● **Task requirements**: Copy the lines below word for word, but leave out the pictures.
==== Data provided
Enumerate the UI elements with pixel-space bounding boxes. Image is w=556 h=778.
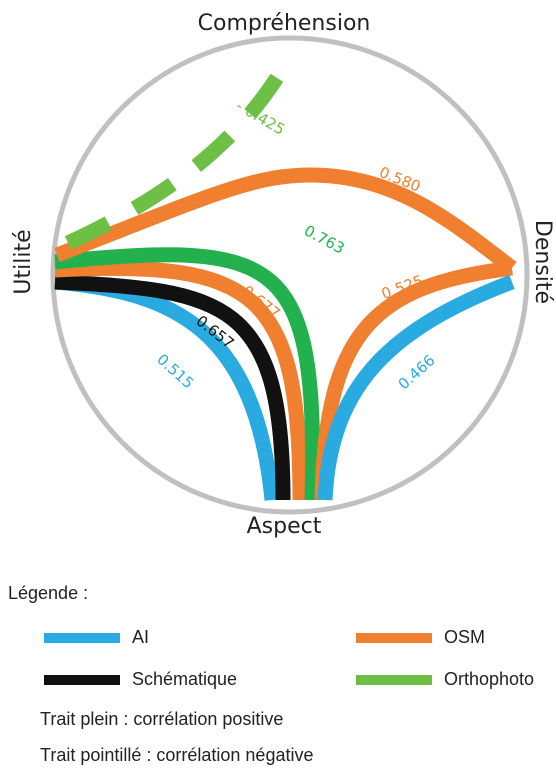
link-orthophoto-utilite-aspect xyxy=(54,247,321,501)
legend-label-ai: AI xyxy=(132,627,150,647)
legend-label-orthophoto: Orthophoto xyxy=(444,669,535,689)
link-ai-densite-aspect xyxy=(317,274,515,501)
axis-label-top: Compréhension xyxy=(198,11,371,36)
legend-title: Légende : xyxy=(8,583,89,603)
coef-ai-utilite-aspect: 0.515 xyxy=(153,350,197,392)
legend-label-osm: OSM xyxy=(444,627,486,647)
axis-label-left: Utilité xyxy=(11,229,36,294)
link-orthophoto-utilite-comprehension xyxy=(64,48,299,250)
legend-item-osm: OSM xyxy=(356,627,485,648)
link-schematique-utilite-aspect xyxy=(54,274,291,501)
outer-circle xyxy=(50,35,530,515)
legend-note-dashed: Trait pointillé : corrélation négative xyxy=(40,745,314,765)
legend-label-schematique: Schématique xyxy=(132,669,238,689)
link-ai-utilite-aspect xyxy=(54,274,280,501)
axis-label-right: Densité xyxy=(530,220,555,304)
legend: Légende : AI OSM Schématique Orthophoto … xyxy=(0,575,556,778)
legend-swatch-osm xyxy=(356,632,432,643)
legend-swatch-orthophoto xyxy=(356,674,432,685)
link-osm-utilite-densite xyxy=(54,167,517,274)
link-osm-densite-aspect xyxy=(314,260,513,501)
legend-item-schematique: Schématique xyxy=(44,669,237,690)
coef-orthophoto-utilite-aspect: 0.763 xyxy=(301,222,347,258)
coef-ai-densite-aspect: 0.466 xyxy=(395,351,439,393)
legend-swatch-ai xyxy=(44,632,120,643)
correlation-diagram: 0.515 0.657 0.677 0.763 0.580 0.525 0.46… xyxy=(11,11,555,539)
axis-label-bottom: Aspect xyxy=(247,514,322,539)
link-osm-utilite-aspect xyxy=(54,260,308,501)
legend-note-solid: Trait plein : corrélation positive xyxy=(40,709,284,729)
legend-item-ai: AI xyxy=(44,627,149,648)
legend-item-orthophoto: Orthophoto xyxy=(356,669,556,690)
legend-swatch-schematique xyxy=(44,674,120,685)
========
● **Answer below**:
Enumerate the UI elements with pixel-space bounding boxes. Image is w=556 h=778.
link-orthophoto-utilite-aspect xyxy=(54,247,321,501)
legend-label-ai: AI xyxy=(132,627,150,647)
legend-label-orthophoto: Orthophoto xyxy=(444,669,535,689)
link-ai-densite-aspect xyxy=(317,274,515,501)
axis-label-top: Compréhension xyxy=(198,11,371,36)
legend-title: Légende : xyxy=(8,583,89,603)
coef-ai-utilite-aspect: 0.515 xyxy=(153,350,197,392)
legend-label-osm: OSM xyxy=(444,627,486,647)
axis-label-left: Utilité xyxy=(11,229,36,294)
link-orthophoto-utilite-comprehension xyxy=(64,48,299,250)
legend-item-osm: OSM xyxy=(356,627,485,648)
link-schematique-utilite-aspect xyxy=(54,274,291,501)
outer-circle xyxy=(50,35,530,515)
legend-note-dashed: Trait pointillé : corrélation négative xyxy=(40,745,314,765)
legend-label-schematique: Schématique xyxy=(132,669,238,689)
link-ai-utilite-aspect xyxy=(54,274,280,501)
axis-label-right: Densité xyxy=(530,220,555,304)
legend: Légende : AI OSM Schématique Orthophoto … xyxy=(0,575,556,778)
legend-swatch-osm xyxy=(356,632,432,643)
legend-swatch-orthophoto xyxy=(356,674,432,685)
link-osm-utilite-densite xyxy=(54,167,517,274)
link-osm-densite-aspect xyxy=(314,260,513,501)
legend-item-schematique: Schématique xyxy=(44,669,237,690)
coef-orthophoto-utilite-aspect: 0.763 xyxy=(301,222,347,258)
coef-ai-densite-aspect: 0.466 xyxy=(395,351,439,393)
legend-swatch-ai xyxy=(44,632,120,643)
correlation-diagram: 0.515 0.657 0.677 0.763 0.580 0.525 0.46… xyxy=(11,11,555,539)
axis-label-bottom: Aspect xyxy=(247,514,322,539)
link-osm-utilite-aspect xyxy=(54,260,308,501)
legend-note-solid: Trait plein : corrélation positive xyxy=(40,709,284,729)
legend-item-ai: AI xyxy=(44,627,149,648)
legend-item-orthophoto: Orthophoto xyxy=(356,669,556,690)
legend-swatch-schematique xyxy=(44,674,120,685)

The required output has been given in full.